## EXERCISE REQUIREMENTS
Can you transcribe the data exactly? Leave the pictures out.

*** MATERIAL SUPPLIED ***

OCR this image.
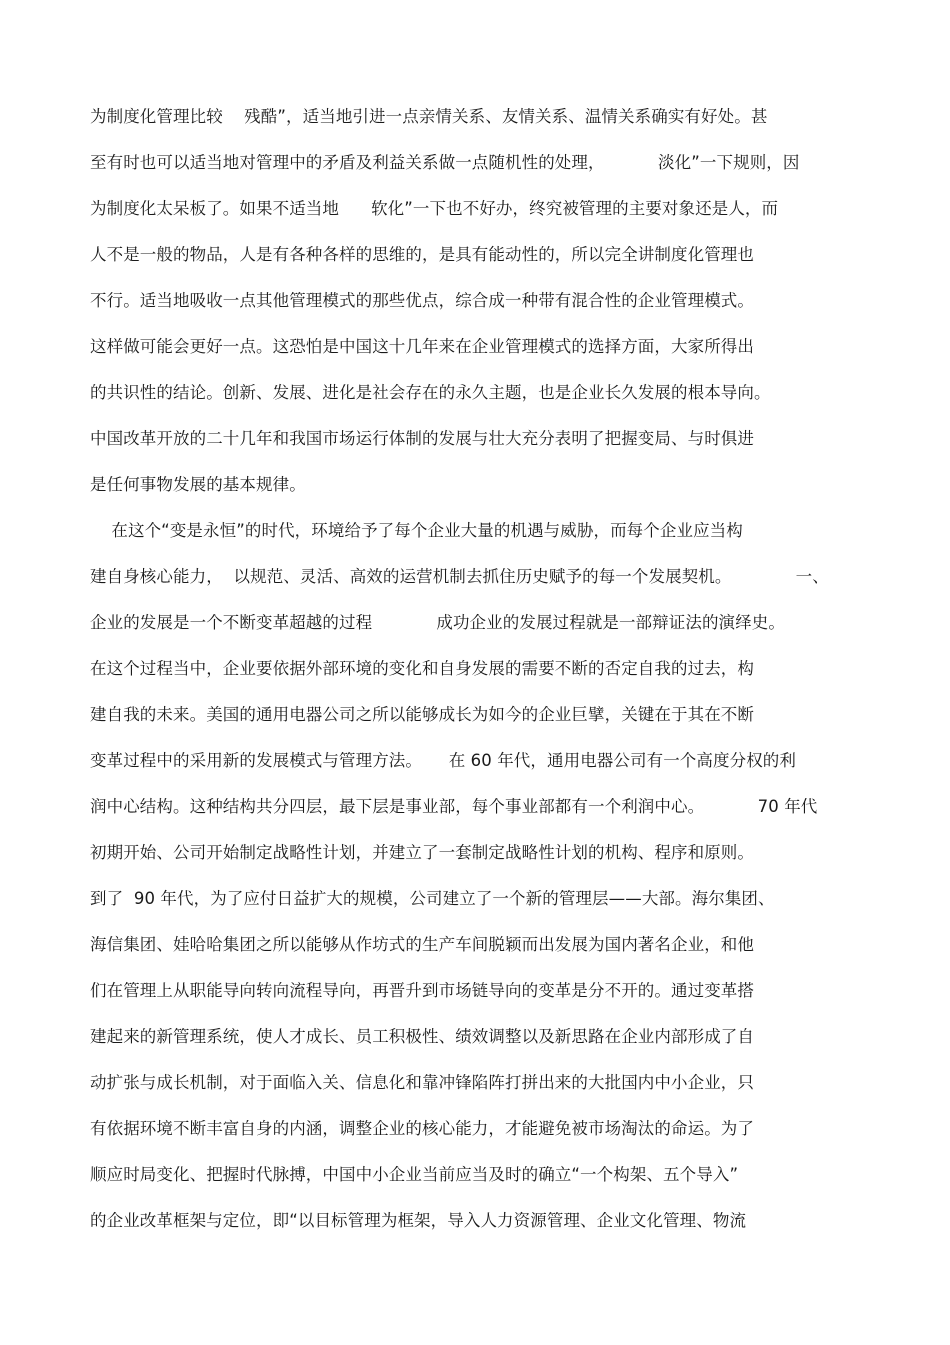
为制度化管理比较    残酷”，适当地引进一点亲情关系、友情关系、温情关系确实有好处。甚
至有时也可以适当地对管理中的矛盾及利益关系做一点随机性的处理，          淡化”一下规则，因
为制度化太呆板了。如果不适当地      软化”一下也不好办，终究被管理的主要对象还是人，而
人不是一般的物品，人是有各种各样的思维的，是具有能动性的，所以完全讲制度化管理也
不行。适当地吸收一点其他管理模式的那些优点，综合成一种带有混合性的企业管理模式。
这样做可能会更好一点。这恐怕是中国这十几年来在企业管理模式的选择方面，大家所得出
的共识性的结论。创新、发展、进化是社会存在的永久主题，也是企业长久发展的根本导向。
中国改革开放的二十几年和我国市场运行体制的发展与壮大充分表明了把握变局、与时俱进
是任何事物发展的基本规律。
在这个“变是永恒”的时代，环境给予了每个企业大量的机遇与威胁，而每个企业应当构
建自身核心能力，  以规范、灵活、高效的运营机制去抓住历史赋予的每一个发展契机。            一、
企业的发展是一个不断变革超越的过程            成功企业的发展过程就是一部辩证法的演绎史。
在这个过程当中，企业要依据外部环境的变化和自身发展的需要不断的否定自我的过去，构
建自我的未来。美国的通用电器公司之所以能够成长为如今的企业巨擘，关键在于其在不断
变革过程中的采用新的发展模式与管理方法。     在 60 年代，通用电器公司有一个高度分权的利
润中心结构。这种结构共分四层，最下层是事业部，每个事业部都有一个利润中心。          70 年代
初期开始、公司开始制定战略性计划，并建立了一套制定战略性计划的机构、程序和原则。
到了  90 年代，为了应付日益扩大的规模，公司建立了一个新的管理层——大部。海尔集团、
海信集团、娃哈哈集团之所以能够从作坊式的生产车间脱颖而出发展为国内著名企业，和他
们在管理上从职能导向转向流程导向，再晋升到市场链导向的变革是分不开的。通过变革搭
建起来的新管理系统，使人才成长、员工积极性、绩效调整以及新思路在企业内部形成了自
动扩张与成长机制，对于面临入关、信息化和靠冲锋陷阵打拼出来的大批国内中小企业，只
有依据环境不断丰富自身的内涵，调整企业的核心能力，才能避免被市场淘汰的命运。为了
顺应时局变化、把握时代脉搏，中国中小企业当前应当及时的确立“一个构架、五个导入”
的企业改革框架与定位，即“以目标管理为框架，导入人力资源管理、企业文化管理、物流
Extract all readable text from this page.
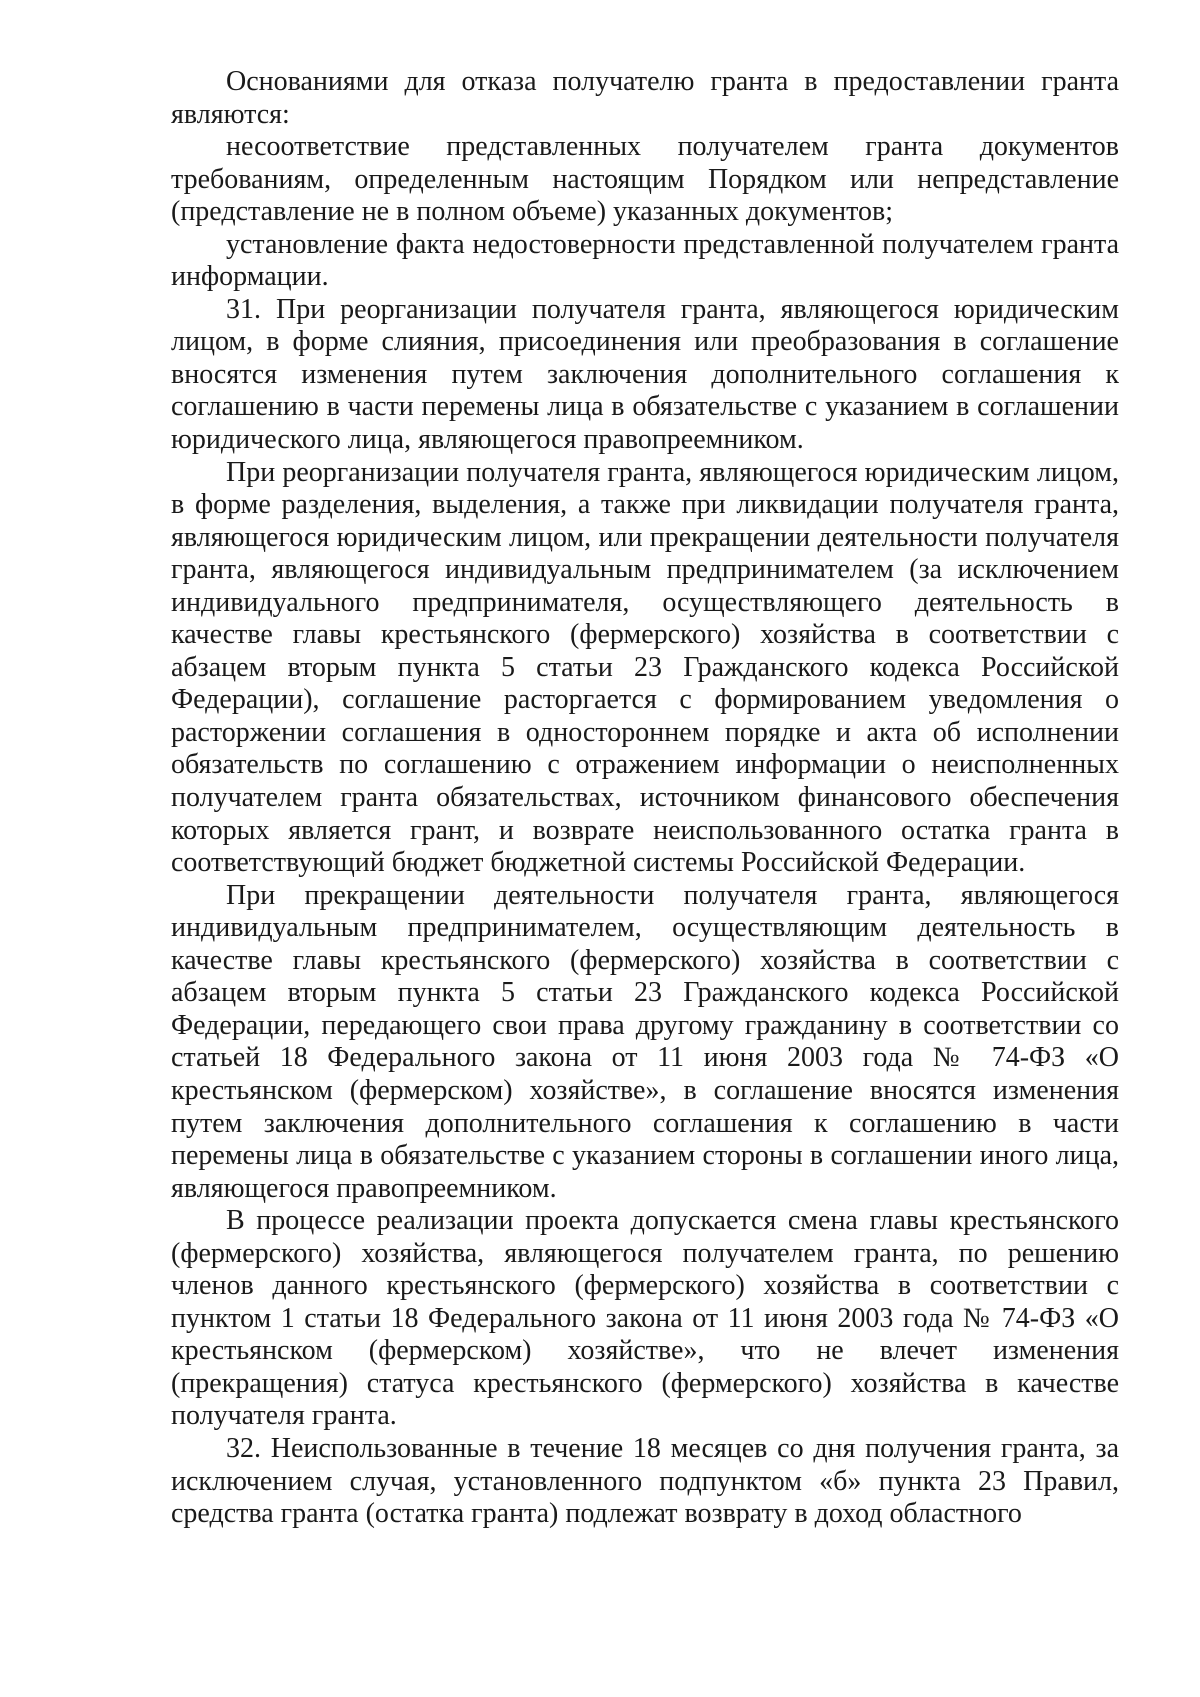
Основаниями для отказа получателю гранта в предоставлении гранта являются:

несоответствие представленных получателем гранта документов требованиям, определенным настоящим Порядком или непредставление (представление не в полном объеме) указанных документов;

установление факта недостоверности представленной получателем гранта информации.

31. При реорганизации получателя гранта, являющегося юридическим лицом, в форме слияния, присоединения или преобразования в соглашение вносятся изменения путем заключения дополнительного соглашения к соглашению в части перемены лица в обязательстве с указанием в соглашении юридического лица, являющегося правопреемником.

При реорганизации получателя гранта, являющегося юридическим лицом, в форме разделения, выделения, а также при ликвидации получателя гранта, являющегося юридическим лицом, или прекращении деятельности получателя гранта, являющегося индивидуальным предпринимателем (за исключением индивидуального предпринимателя, осуществляющего деятельность в качестве главы крестьянского (фермерского) хозяйства в соответствии с абзацем вторым пункта 5 статьи 23 Гражданского кодекса Российской Федерации), соглашение расторгается с формированием уведомления о расторжении соглашения в одностороннем порядке и акта об исполнении обязательств по соглашению с отражением информации о неисполненных получателем гранта обязательствах, источником финансового обеспечения которых является грант, и возврате неиспользованного остатка гранта в соответствующий бюджет бюджетной системы Российской Федерации.

При прекращении деятельности получателя гранта, являющегося индивидуальным предпринимателем, осуществляющим деятельность в качестве главы крестьянского (фермерского) хозяйства в соответствии с абзацем вторым пункта 5 статьи 23 Гражданского кодекса Российской Федерации, передающего свои права другому гражданину в соответствии со статьей 18 Федерального закона от 11 июня 2003 года № 74-ФЗ «О крестьянском (фермерском) хозяйстве», в соглашение вносятся изменения путем заключения дополнительного соглашения к соглашению в части перемены лица в обязательстве с указанием стороны в соглашении иного лица, являющегося правопреемником.

В процессе реализации проекта допускается смена главы крестьянского (фермерского) хозяйства, являющегося получателем гранта, по решению членов данного крестьянского (фермерского) хозяйства в соответствии с пунктом 1 статьи 18 Федерального закона от 11 июня 2003 года № 74-ФЗ «О крестьянском (фермерском) хозяйстве», что не влечет изменения (прекращения) статуса крестьянского (фермерского) хозяйства в качестве получателя гранта.

32. Неиспользованные в течение 18 месяцев со дня получения гранта, за исключением случая, установленного подпунктом «б» пункта 23 Правил, средства гранта (остатка гранта) подлежат возврату в доход областного
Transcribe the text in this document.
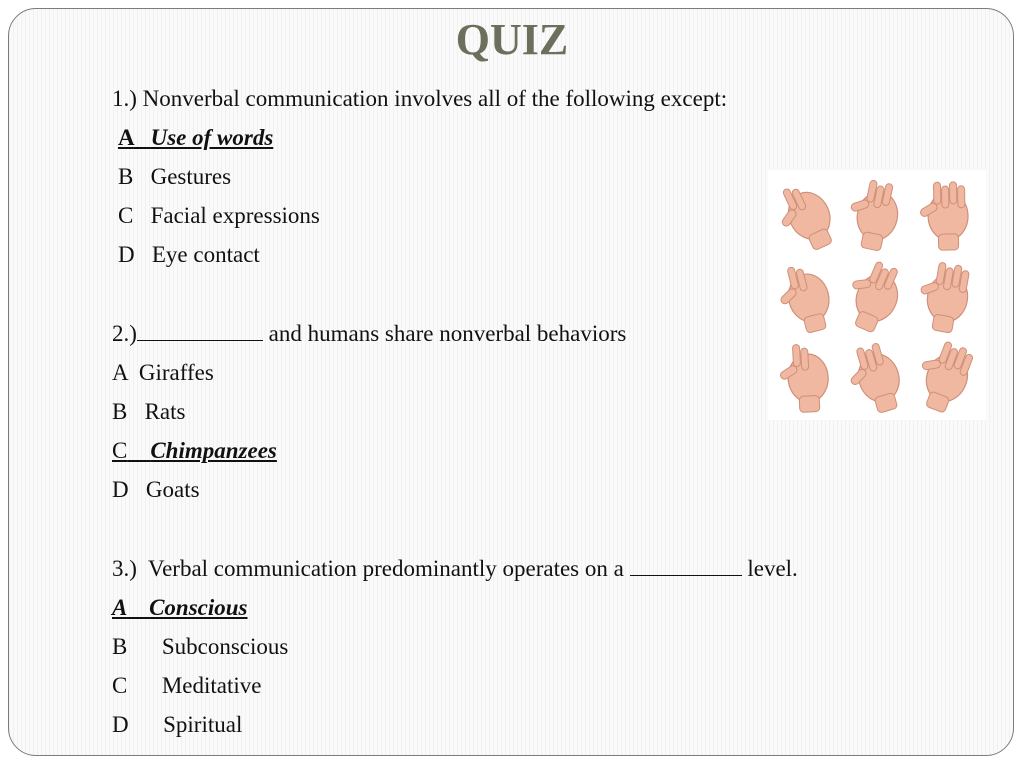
QUIZ
1.) Nonverbal communication involves all of the following except:
A Use of words
B Gestures
C Facial expressions
D Eye contact
2.)	and humans share nonverbal behaviors
A Giraffes
B Rats
C Chimpanzees
D Goats
3.) Verbal communication predominantly operates on a	level.
A Conscious
B Subconscious
C Meditative
D Spiritual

***

## PROBLEM SOLUTION
OCR this image.
为制度化管理比较    残酷”，适当地引进一点亲情关系、友情关系、温情关系确实有好处。甚
至有时也可以适当地对管理中的矛盾及利益关系做一点随机性的处理，          淡化”一下规则，因
为制度化太呆板了。如果不适当地      软化”一下也不好办，终究被管理的主要对象还是人，而
人不是一般的物品，人是有各种各样的思维的，是具有能动性的，所以完全讲制度化管理也
不行。适当地吸收一点其他管理模式的那些优点，综合成一种带有混合性的企业管理模式。
这样做可能会更好一点。这恐怕是中国这十几年来在企业管理模式的选择方面，大家所得出
的共识性的结论。创新、发展、进化是社会存在的永久主题，也是企业长久发展的根本导向。
中国改革开放的二十几年和我国市场运行体制的发展与壮大充分表明了把握变局、与时俱进
是任何事物发展的基本规律。
在这个“变是永恒”的时代，环境给予了每个企业大量的机遇与威胁，而每个企业应当构
建自身核心能力，  以规范、灵活、高效的运营机制去抓住历史赋予的每一个发展契机。            一、
企业的发展是一个不断变革超越的过程            成功企业的发展过程就是一部辩证法的演绎史。
在这个过程当中，企业要依据外部环境的变化和自身发展的需要不断的否定自我的过去，构
建自我的未来。美国的通用电器公司之所以能够成长为如今的企业巨擘，关键在于其在不断
变革过程中的采用新的发展模式与管理方法。     在 60 年代，通用电器公司有一个高度分权的利
润中心结构。这种结构共分四层，最下层是事业部，每个事业部都有一个利润中心。          70 年代
初期开始、公司开始制定战略性计划，并建立了一套制定战略性计划的机构、程序和原则。
到了  90 年代，为了应付日益扩大的规模，公司建立了一个新的管理层——大部。海尔集团、
海信集团、娃哈哈集团之所以能够从作坊式的生产车间脱颖而出发展为国内著名企业，和他
们在管理上从职能导向转向流程导向，再晋升到市场链导向的变革是分不开的。通过变革搭
建起来的新管理系统，使人才成长、员工积极性、绩效调整以及新思路在企业内部形成了自
动扩张与成长机制，对于面临入关、信息化和靠冲锋陷阵打拼出来的大批国内中小企业，只
有依据环境不断丰富自身的内涵，调整企业的核心能力，才能避免被市场淘汰的命运。为了
顺应时局变化、把握时代脉搏，中国中小企业当前应当及时的确立“一个构架、五个导入”
的企业改革框架与定位，即“以目标管理为框架，导入人力资源管理、企业文化管理、物流
Extract all readable text from this page.
Основаниями для отказа получателю гранта в предоставлении гранта являются:

несоответствие представленных получателем гранта документов требованиям, определенным настоящим Порядком или непредставление (представление не в полном объеме) указанных документов;

установление факта недостоверности представленной получателем гранта информации.

31. При реорганизации получателя гранта, являющегося юридическим лицом, в форме слияния, присоединения или преобразования в соглашение вносятся изменения путем заключения дополнительного соглашения к соглашению в части перемены лица в обязательстве с указанием в соглашении юридического лица, являющегося правопреемником.

При реорганизации получателя гранта, являющегося юридическим лицом, в форме разделения, выделения, а также при ликвидации получателя гранта, являющегося юридическим лицом, или прекращении деятельности получателя гранта, являющегося индивидуальным предпринимателем (за исключением индивидуального предпринимателя, осуществляющего деятельность в качестве главы крестьянского (фермерского) хозяйства в соответствии с абзацем вторым пункта 5 статьи 23 Гражданского кодекса Российской Федерации), соглашение расторгается с формированием уведомления о расторжении соглашения в одностороннем порядке и акта об исполнении обязательств по соглашению с отражением информации о неисполненных получателем гранта обязательствах, источником финансового обеспечения которых является грант, и возврате неиспользованного остатка гранта в соответствующий бюджет бюджетной системы Российской Федерации.

При прекращении деятельности получателя гранта, являющегося индивидуальным предпринимателем, осуществляющим деятельность в качестве главы крестьянского (фермерского) хозяйства в соответствии с абзацем вторым пункта 5 статьи 23 Гражданского кодекса Российской Федерации, передающего свои права другому гражданину в соответствии со статьей 18 Федерального закона от 11 июня 2003 года № 74-ФЗ «О крестьянском (фермерском) хозяйстве», в соглашение вносятся изменения путем заключения дополнительного соглашения к соглашению в части перемены лица в обязательстве с указанием стороны в соглашении иного лица, являющегося правопреемником.

В процессе реализации проекта допускается смена главы крестьянского (фермерского) хозяйства, являющегося получателем гранта, по решению членов данного крестьянского (фермерского) хозяйства в соответствии с пунктом 1 статьи 18 Федерального закона от 11 июня 2003 года № 74-ФЗ «О крестьянском (фермерском) хозяйстве», что не влечет изменения (прекращения) статуса крестьянского (фермерского) хозяйства в качестве получателя гранта.

32. Неиспользованные в течение 18 месяцев со дня получения гранта, за исключением случая, установленного подпунктом «б» пункта 23 Правил, средства гранта (остатка гранта) подлежат возврату в доход областного
Transcribe the text in this document.
QUIZ
1.) Nonverbal communication involves all of the following except:
A Use of words
B Gestures
C Facial expressions
D Eye contact
2.)	and humans share nonverbal behaviors
A Giraffes
B Rats
C Chimpanzees
D Goats
3.) Verbal communication predominantly operates on a	level.
A Conscious
B Subconscious
C Meditative
D Spiritual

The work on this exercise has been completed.